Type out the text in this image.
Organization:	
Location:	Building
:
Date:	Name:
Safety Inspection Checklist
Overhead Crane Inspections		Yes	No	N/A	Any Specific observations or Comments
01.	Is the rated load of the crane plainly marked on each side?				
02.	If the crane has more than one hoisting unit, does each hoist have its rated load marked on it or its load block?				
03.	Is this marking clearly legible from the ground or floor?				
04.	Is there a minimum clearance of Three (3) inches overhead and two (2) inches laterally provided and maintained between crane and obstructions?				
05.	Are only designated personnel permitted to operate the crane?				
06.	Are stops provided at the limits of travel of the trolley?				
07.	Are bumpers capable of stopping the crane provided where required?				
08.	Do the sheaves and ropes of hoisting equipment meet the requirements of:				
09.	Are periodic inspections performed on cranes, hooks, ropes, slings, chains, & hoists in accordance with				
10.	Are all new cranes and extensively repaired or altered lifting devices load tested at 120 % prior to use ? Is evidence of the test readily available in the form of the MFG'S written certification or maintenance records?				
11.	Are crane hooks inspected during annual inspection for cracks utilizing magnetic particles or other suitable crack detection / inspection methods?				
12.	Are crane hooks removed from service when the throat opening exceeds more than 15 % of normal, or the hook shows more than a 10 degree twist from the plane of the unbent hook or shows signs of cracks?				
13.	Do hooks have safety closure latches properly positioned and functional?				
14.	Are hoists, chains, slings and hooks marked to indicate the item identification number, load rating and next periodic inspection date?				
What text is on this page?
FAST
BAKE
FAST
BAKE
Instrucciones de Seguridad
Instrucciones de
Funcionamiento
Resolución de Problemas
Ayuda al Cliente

--------------------

PROMPT - Copy out the full set of records precisely, leaving nothing out.

TASK RESULT -
Type out the text in this image.
Organization:	
Location:	Building
:
Date:	Name:
Safety Inspection Checklist
Overhead Crane Inspections		Yes	No	N/A	Any Specific observations or Comments
01.	Is the rated load of the crane plainly marked on each side?				
02.	If the crane has more than one hoisting unit, does each hoist have its rated load marked on it or its load block?				
03.	Is this marking clearly legible from the ground or floor?				
04.	Is there a minimum clearance of Three (3) inches overhead and two (2) inches laterally provided and maintained between crane and obstructions?				
05.	Are only designated personnel permitted to operate the crane?				
06.	Are stops provided at the limits of travel of the trolley?				
07.	Are bumpers capable of stopping the crane provided where required?				
08.	Do the sheaves and ropes of hoisting equipment meet the requirements of:				
09.	Are periodic inspections performed on cranes, hooks, ropes, slings, chains, & hoists in accordance with				
10.	Are all new cranes and extensively repaired or altered lifting devices load tested at 120 % prior to use ? Is evidence of the test readily available in the form of the MFG'S written certification or maintenance records?				
11.	Are crane hooks inspected during annual inspection for cracks utilizing magnetic particles or other suitable crack detection / inspection methods?				
12.	Are crane hooks removed from service when the throat opening exceeds more than 15 % of normal, or the hook shows more than a 10 degree twist from the plane of the unbent hook or shows signs of cracks?				
13.	Do hooks have safety closure latches properly positioned and functional?				
14.	Are hoists, chains, slings and hooks marked to indicate the item identification number, load rating and next periodic inspection date?				
What text is on this page?
FAST
BAKE
FAST
BAKE
Instrucciones de Seguridad
Instrucciones de
Funcionamiento
Resolución de Problemas
Ayuda al Cliente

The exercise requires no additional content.